What this task involves
Without including any images, repeat the data exactly.

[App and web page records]
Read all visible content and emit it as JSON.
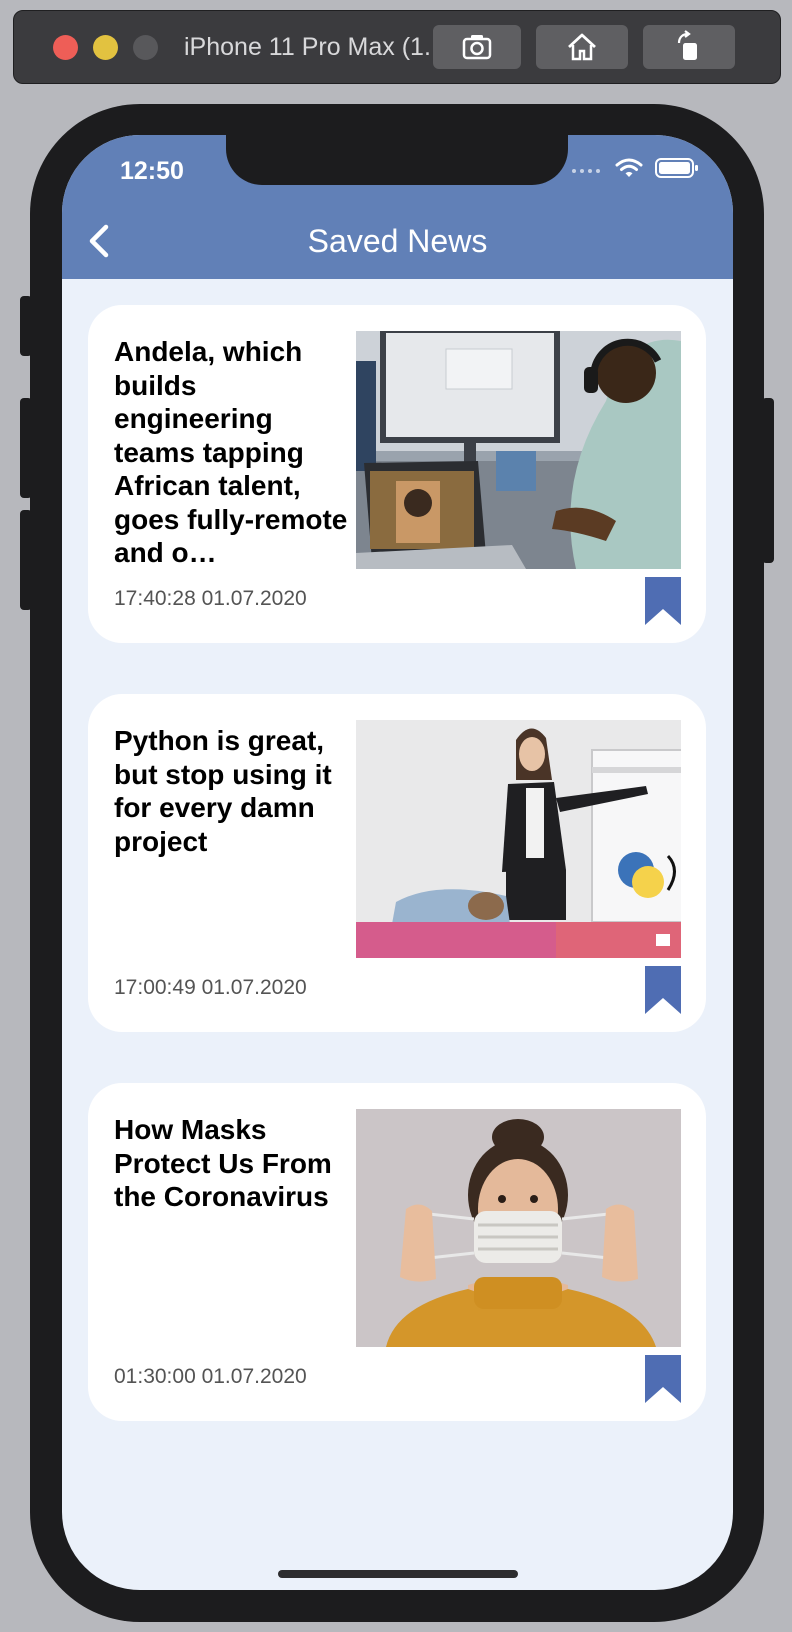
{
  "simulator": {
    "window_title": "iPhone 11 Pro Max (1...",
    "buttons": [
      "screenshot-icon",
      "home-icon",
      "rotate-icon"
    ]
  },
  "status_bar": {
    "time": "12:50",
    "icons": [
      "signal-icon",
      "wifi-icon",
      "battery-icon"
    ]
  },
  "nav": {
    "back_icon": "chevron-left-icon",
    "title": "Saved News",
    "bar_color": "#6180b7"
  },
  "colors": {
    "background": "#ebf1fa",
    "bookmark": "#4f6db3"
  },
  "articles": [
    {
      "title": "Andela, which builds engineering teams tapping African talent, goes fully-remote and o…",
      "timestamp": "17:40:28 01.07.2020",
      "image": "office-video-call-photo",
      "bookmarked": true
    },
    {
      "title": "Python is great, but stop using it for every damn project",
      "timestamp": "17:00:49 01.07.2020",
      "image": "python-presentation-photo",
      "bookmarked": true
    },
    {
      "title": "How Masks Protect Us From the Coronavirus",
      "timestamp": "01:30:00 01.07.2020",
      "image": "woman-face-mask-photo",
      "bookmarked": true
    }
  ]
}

Reply to the task
Read all visible content and emit it as JSON.
{
  "simulator": {
    "window_title": "iPhone 11 Pro Max (1...",
    "buttons": [
      "screenshot-icon",
      "home-icon",
      "rotate-icon"
    ]
  },
  "status_bar": {
    "time": "12:50",
    "icons": [
      "signal-icon",
      "wifi-icon",
      "battery-icon"
    ]
  },
  "nav": {
    "back_icon": "chevron-left-icon",
    "title": "Saved News",
    "bar_color": "#6180b7"
  },
  "colors": {
    "background": "#ebf1fa",
    "bookmark": "#4f6db3"
  },
  "articles": [
    {
      "title": "Andela, which builds engineering teams tapping African talent, goes fully-remote and o…",
      "timestamp": "17:40:28 01.07.2020",
      "image": "office-video-call-photo",
      "bookmarked": true
    },
    {
      "title": "Python is great, but stop using it for every damn project",
      "timestamp": "17:00:49 01.07.2020",
      "image": "python-presentation-photo",
      "bookmarked": true
    },
    {
      "title": "How Masks Protect Us From the Coronavirus",
      "timestamp": "01:30:00 01.07.2020",
      "image": "woman-face-mask-photo",
      "bookmarked": true
    }
  ]
}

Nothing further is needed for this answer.